--- Begin RECORDED DATA ---
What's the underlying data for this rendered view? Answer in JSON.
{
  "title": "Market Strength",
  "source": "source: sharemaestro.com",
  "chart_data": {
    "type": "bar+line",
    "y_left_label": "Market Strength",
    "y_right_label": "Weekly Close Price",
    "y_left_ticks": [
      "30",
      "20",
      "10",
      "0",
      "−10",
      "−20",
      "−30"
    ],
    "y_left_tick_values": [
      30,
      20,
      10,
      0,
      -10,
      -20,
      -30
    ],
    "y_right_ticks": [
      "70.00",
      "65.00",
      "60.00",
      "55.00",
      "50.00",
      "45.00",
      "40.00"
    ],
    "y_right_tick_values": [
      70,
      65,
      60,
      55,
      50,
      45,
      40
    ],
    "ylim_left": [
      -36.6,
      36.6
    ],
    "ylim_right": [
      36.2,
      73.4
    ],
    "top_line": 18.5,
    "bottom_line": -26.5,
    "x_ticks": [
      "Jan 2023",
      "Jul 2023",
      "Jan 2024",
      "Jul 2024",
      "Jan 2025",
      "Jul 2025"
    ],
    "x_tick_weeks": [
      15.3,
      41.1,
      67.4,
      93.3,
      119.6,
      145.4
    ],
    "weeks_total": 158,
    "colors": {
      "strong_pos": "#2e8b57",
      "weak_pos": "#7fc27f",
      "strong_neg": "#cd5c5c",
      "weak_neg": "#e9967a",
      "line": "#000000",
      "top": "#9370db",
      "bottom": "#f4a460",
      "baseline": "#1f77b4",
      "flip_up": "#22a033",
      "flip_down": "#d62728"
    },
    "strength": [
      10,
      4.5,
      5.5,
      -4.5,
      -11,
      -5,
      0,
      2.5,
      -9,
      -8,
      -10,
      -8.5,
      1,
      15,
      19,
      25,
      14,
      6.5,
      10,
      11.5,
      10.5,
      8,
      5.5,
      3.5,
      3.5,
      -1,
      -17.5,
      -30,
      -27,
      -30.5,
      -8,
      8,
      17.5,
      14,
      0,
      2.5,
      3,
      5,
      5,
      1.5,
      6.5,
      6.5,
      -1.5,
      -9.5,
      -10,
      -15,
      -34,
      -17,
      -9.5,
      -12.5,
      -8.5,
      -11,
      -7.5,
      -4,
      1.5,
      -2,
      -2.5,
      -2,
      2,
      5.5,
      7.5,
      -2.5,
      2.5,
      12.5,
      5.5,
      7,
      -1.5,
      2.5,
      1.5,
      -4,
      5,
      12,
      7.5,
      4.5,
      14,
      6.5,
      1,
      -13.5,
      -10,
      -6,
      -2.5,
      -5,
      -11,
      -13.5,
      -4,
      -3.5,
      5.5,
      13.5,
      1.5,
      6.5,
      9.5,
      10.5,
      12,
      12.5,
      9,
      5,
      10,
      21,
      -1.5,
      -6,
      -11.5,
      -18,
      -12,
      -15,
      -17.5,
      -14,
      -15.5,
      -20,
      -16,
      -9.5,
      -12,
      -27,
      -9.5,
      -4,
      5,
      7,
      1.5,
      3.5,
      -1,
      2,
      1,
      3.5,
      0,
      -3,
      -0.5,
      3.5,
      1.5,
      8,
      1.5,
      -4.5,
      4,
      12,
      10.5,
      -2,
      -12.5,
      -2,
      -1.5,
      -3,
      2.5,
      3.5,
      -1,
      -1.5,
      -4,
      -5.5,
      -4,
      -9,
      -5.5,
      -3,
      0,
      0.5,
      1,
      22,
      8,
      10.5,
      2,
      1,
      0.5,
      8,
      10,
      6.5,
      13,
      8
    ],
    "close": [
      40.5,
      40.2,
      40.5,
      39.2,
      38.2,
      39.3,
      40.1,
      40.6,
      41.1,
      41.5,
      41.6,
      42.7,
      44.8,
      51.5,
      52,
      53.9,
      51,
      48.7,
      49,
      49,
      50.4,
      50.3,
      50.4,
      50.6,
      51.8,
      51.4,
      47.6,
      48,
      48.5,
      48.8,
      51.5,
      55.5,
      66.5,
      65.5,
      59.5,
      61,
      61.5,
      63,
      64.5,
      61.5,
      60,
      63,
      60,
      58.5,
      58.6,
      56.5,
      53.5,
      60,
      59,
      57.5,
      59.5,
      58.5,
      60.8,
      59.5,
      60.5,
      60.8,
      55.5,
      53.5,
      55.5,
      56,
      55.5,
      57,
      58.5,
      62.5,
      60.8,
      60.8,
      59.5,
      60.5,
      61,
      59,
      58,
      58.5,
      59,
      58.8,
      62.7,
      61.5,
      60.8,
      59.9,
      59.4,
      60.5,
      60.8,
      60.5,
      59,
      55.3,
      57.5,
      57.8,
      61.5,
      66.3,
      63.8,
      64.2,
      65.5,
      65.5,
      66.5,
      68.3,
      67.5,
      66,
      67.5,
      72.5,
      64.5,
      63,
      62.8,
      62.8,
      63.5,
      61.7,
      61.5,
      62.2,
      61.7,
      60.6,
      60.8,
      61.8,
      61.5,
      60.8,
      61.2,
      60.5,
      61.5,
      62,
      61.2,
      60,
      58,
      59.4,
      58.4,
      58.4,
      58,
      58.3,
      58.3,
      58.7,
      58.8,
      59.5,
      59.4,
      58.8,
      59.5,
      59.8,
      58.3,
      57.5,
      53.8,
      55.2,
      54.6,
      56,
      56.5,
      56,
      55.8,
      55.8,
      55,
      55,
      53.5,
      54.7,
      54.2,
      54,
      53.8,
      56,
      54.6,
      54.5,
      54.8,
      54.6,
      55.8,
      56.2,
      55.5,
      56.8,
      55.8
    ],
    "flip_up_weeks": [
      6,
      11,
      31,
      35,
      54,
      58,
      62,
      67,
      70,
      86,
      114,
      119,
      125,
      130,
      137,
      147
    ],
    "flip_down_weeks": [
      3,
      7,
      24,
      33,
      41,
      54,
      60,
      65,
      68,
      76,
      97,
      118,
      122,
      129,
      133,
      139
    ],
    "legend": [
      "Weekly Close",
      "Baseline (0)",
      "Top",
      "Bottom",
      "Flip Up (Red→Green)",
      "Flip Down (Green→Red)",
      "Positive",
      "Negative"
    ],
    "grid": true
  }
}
--- End RECORDED DATA ---
(PROMPT):
Reproduce the material above without altering a single character.

(ANSWER FOR THIS EXERCISE):
What's the underlying data for this rendered view? Answer in JSON.
{
  "title": "Market Strength",
  "source": "source: sharemaestro.com",
  "chart_data": {
    "type": "bar+line",
    "y_left_label": "Market Strength",
    "y_right_label": "Weekly Close Price",
    "y_left_ticks": [
      "30",
      "20",
      "10",
      "0",
      "−10",
      "−20",
      "−30"
    ],
    "y_left_tick_values": [
      30,
      20,
      10,
      0,
      -10,
      -20,
      -30
    ],
    "y_right_ticks": [
      "70.00",
      "65.00",
      "60.00",
      "55.00",
      "50.00",
      "45.00",
      "40.00"
    ],
    "y_right_tick_values": [
      70,
      65,
      60,
      55,
      50,
      45,
      40
    ],
    "ylim_left": [
      -36.6,
      36.6
    ],
    "ylim_right": [
      36.2,
      73.4
    ],
    "top_line": 18.5,
    "bottom_line": -26.5,
    "x_ticks": [
      "Jan 2023",
      "Jul 2023",
      "Jan 2024",
      "Jul 2024",
      "Jan 2025",
      "Jul 2025"
    ],
    "x_tick_weeks": [
      15.3,
      41.1,
      67.4,
      93.3,
      119.6,
      145.4
    ],
    "weeks_total": 158,
    "colors": {
      "strong_pos": "#2e8b57",
      "weak_pos": "#7fc27f",
      "strong_neg": "#cd5c5c",
      "weak_neg": "#e9967a",
      "line": "#000000",
      "top": "#9370db",
      "bottom": "#f4a460",
      "baseline": "#1f77b4",
      "flip_up": "#22a033",
      "flip_down": "#d62728"
    },
    "strength": [
      10,
      4.5,
      5.5,
      -4.5,
      -11,
      -5,
      0,
      2.5,
      -9,
      -8,
      -10,
      -8.5,
      1,
      15,
      19,
      25,
      14,
      6.5,
      10,
      11.5,
      10.5,
      8,
      5.5,
      3.5,
      3.5,
      -1,
      -17.5,
      -30,
      -27,
      -30.5,
      -8,
      8,
      17.5,
      14,
      0,
      2.5,
      3,
      5,
      5,
      1.5,
      6.5,
      6.5,
      -1.5,
      -9.5,
      -10,
      -15,
      -34,
      -17,
      -9.5,
      -12.5,
      -8.5,
      -11,
      -7.5,
      -4,
      1.5,
      -2,
      -2.5,
      -2,
      2,
      5.5,
      7.5,
      -2.5,
      2.5,
      12.5,
      5.5,
      7,
      -1.5,
      2.5,
      1.5,
      -4,
      5,
      12,
      7.5,
      4.5,
      14,
      6.5,
      1,
      -13.5,
      -10,
      -6,
      -2.5,
      -5,
      -11,
      -13.5,
      -4,
      -3.5,
      5.5,
      13.5,
      1.5,
      6.5,
      9.5,
      10.5,
      12,
      12.5,
      9,
      5,
      10,
      21,
      -1.5,
      -6,
      -11.5,
      -18,
      -12,
      -15,
      -17.5,
      -14,
      -15.5,
      -20,
      -16,
      -9.5,
      -12,
      -27,
      -9.5,
      -4,
      5,
      7,
      1.5,
      3.5,
      -1,
      2,
      1,
      3.5,
      0,
      -3,
      -0.5,
      3.5,
      1.5,
      8,
      1.5,
      -4.5,
      4,
      12,
      10.5,
      -2,
      -12.5,
      -2,
      -1.5,
      -3,
      2.5,
      3.5,
      -1,
      -1.5,
      -4,
      -5.5,
      -4,
      -9,
      -5.5,
      -3,
      0,
      0.5,
      1,
      22,
      8,
      10.5,
      2,
      1,
      0.5,
      8,
      10,
      6.5,
      13,
      8
    ],
    "close": [
      40.5,
      40.2,
      40.5,
      39.2,
      38.2,
      39.3,
      40.1,
      40.6,
      41.1,
      41.5,
      41.6,
      42.7,
      44.8,
      51.5,
      52,
      53.9,
      51,
      48.7,
      49,
      49,
      50.4,
      50.3,
      50.4,
      50.6,
      51.8,
      51.4,
      47.6,
      48,
      48.5,
      48.8,
      51.5,
      55.5,
      66.5,
      65.5,
      59.5,
      61,
      61.5,
      63,
      64.5,
      61.5,
      60,
      63,
      60,
      58.5,
      58.6,
      56.5,
      53.5,
      60,
      59,
      57.5,
      59.5,
      58.5,
      60.8,
      59.5,
      60.5,
      60.8,
      55.5,
      53.5,
      55.5,
      56,
      55.5,
      57,
      58.5,
      62.5,
      60.8,
      60.8,
      59.5,
      60.5,
      61,
      59,
      58,
      58.5,
      59,
      58.8,
      62.7,
      61.5,
      60.8,
      59.9,
      59.4,
      60.5,
      60.8,
      60.5,
      59,
      55.3,
      57.5,
      57.8,
      61.5,
      66.3,
      63.8,
      64.2,
      65.5,
      65.5,
      66.5,
      68.3,
      67.5,
      66,
      67.5,
      72.5,
      64.5,
      63,
      62.8,
      62.8,
      63.5,
      61.7,
      61.5,
      62.2,
      61.7,
      60.6,
      60.8,
      61.8,
      61.5,
      60.8,
      61.2,
      60.5,
      61.5,
      62,
      61.2,
      60,
      58,
      59.4,
      58.4,
      58.4,
      58,
      58.3,
      58.3,
      58.7,
      58.8,
      59.5,
      59.4,
      58.8,
      59.5,
      59.8,
      58.3,
      57.5,
      53.8,
      55.2,
      54.6,
      56,
      56.5,
      56,
      55.8,
      55.8,
      55,
      55,
      53.5,
      54.7,
      54.2,
      54,
      53.8,
      56,
      54.6,
      54.5,
      54.8,
      54.6,
      55.8,
      56.2,
      55.5,
      56.8,
      55.8
    ],
    "flip_up_weeks": [
      6,
      11,
      31,
      35,
      54,
      58,
      62,
      67,
      70,
      86,
      114,
      119,
      125,
      130,
      137,
      147
    ],
    "flip_down_weeks": [
      3,
      7,
      24,
      33,
      41,
      54,
      60,
      65,
      68,
      76,
      97,
      118,
      122,
      129,
      133,
      139
    ],
    "legend": [
      "Weekly Close",
      "Baseline (0)",
      "Top",
      "Bottom",
      "Flip Up (Red→Green)",
      "Flip Down (Green→Red)",
      "Positive",
      "Negative"
    ],
    "grid": true
  }
}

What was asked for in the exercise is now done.